BRIEF:
Wherever the string "title" occurs in a line of these records, report that line.

Begin INPUT

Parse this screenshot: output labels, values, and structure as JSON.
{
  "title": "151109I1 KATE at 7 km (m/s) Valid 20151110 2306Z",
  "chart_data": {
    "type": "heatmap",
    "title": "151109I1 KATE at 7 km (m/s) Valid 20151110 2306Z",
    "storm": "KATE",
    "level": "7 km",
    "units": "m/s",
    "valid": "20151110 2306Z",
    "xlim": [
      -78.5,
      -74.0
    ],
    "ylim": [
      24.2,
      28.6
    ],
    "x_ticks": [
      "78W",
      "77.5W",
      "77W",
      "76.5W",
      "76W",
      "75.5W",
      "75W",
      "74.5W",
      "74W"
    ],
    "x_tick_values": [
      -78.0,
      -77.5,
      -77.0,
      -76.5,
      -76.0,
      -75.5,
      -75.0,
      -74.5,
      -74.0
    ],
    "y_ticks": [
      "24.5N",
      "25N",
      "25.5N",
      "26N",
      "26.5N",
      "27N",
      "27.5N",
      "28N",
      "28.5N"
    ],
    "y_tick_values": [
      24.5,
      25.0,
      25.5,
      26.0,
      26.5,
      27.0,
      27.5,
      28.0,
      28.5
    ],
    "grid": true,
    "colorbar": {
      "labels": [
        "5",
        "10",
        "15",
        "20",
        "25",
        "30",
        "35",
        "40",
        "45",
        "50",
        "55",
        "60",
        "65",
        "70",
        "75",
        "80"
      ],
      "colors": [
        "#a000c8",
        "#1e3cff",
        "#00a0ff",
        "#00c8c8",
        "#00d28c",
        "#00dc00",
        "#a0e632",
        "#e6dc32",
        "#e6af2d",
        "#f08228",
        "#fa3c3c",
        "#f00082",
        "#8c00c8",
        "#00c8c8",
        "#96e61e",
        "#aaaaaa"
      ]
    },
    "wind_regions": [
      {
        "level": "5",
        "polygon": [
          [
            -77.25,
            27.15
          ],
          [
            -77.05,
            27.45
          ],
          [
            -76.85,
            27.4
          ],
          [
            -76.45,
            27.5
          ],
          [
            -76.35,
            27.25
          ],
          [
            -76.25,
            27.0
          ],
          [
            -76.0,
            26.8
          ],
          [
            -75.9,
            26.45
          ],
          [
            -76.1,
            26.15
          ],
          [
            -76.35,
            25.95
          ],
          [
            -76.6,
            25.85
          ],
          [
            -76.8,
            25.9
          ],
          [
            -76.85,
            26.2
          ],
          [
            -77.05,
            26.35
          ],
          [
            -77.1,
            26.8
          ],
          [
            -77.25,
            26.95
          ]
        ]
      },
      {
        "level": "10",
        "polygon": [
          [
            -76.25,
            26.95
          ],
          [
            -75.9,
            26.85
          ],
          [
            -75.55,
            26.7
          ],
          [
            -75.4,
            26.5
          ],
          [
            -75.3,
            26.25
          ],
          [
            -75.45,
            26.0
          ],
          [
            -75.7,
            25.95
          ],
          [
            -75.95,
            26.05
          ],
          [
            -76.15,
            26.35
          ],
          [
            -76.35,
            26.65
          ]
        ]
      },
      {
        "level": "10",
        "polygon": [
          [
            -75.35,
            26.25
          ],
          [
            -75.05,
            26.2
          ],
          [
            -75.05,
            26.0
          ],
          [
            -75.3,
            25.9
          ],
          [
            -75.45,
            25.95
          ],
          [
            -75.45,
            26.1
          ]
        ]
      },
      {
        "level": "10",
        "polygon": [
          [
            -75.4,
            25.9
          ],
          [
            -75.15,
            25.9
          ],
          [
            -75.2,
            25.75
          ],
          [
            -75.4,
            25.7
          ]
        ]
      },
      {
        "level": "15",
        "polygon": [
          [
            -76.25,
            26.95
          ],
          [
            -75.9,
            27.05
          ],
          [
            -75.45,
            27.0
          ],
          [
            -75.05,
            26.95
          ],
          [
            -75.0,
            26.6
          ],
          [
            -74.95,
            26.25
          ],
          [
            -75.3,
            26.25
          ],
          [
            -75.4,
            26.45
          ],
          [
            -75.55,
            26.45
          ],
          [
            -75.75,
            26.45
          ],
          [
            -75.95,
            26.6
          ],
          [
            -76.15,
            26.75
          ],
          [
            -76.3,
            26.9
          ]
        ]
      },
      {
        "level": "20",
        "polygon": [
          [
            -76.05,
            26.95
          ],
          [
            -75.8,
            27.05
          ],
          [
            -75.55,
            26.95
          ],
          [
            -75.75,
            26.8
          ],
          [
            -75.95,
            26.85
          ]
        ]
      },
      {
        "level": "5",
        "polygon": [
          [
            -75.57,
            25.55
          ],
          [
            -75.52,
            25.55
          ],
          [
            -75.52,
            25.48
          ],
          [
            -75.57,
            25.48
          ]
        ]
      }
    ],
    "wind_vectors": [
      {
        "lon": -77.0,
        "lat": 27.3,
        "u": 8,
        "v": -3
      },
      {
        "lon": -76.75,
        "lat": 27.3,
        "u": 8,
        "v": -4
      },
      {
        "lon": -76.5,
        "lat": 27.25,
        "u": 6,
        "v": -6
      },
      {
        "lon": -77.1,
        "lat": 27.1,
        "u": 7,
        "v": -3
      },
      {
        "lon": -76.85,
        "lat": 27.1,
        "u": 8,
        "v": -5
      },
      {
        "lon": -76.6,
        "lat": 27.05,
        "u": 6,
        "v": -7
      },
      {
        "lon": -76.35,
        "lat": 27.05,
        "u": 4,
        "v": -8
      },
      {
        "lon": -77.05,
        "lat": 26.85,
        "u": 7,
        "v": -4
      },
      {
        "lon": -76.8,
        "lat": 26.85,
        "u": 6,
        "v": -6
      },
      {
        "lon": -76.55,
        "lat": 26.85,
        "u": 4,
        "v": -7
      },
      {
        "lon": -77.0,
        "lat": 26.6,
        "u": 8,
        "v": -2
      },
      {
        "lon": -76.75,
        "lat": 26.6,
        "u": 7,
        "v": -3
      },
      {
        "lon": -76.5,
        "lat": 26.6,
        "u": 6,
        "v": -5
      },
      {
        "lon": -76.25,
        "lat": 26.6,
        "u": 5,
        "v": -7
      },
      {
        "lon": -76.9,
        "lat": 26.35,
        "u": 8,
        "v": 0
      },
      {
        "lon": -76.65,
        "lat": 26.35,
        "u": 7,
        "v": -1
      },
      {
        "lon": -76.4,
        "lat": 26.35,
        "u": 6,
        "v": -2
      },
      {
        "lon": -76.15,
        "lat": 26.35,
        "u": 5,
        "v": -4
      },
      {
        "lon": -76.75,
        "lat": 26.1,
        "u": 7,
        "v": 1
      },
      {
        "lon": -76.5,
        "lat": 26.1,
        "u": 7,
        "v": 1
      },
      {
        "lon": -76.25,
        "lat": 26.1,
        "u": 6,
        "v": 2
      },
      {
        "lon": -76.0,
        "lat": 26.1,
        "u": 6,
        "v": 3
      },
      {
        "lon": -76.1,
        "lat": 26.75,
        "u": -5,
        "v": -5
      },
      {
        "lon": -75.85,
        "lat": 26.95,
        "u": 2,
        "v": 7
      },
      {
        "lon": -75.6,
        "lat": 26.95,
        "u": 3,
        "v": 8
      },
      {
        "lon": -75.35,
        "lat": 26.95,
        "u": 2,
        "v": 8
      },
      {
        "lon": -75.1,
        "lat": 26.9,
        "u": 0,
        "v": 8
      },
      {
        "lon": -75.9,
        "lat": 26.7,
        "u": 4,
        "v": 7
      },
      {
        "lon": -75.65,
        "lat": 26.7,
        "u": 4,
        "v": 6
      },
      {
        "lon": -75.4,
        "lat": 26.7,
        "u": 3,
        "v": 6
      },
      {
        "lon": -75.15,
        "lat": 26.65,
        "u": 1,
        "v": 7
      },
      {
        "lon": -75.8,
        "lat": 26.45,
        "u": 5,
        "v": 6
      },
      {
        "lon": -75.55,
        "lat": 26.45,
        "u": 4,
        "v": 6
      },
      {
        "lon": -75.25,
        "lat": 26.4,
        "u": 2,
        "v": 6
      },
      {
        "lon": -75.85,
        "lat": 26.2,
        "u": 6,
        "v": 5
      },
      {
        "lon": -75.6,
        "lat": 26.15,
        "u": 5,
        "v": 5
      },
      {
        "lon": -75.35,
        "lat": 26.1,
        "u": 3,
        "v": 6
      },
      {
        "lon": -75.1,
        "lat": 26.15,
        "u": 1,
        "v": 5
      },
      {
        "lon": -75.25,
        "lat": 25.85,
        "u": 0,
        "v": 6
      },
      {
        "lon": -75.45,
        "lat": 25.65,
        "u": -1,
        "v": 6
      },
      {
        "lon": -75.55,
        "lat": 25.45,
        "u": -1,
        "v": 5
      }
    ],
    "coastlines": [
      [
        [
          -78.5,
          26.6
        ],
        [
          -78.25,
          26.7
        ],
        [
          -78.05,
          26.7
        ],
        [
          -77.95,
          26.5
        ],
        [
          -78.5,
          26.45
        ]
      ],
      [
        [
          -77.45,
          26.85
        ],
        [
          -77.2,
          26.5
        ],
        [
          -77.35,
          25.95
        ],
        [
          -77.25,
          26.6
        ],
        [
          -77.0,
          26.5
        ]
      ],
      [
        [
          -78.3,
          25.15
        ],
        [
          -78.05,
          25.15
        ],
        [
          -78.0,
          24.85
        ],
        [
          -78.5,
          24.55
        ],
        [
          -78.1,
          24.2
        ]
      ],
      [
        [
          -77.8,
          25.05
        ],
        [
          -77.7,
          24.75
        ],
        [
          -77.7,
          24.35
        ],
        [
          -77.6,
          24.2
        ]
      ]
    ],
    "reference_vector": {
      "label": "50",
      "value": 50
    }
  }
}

End INPUT

REPLY TO THE EXERCISE:
  "title": "151109I1 KATE at 7 km (m/s) Valid 20151110 2306Z",
    "title": "151109I1 KATE at 7 km (m/s) Valid 20151110 2306Z",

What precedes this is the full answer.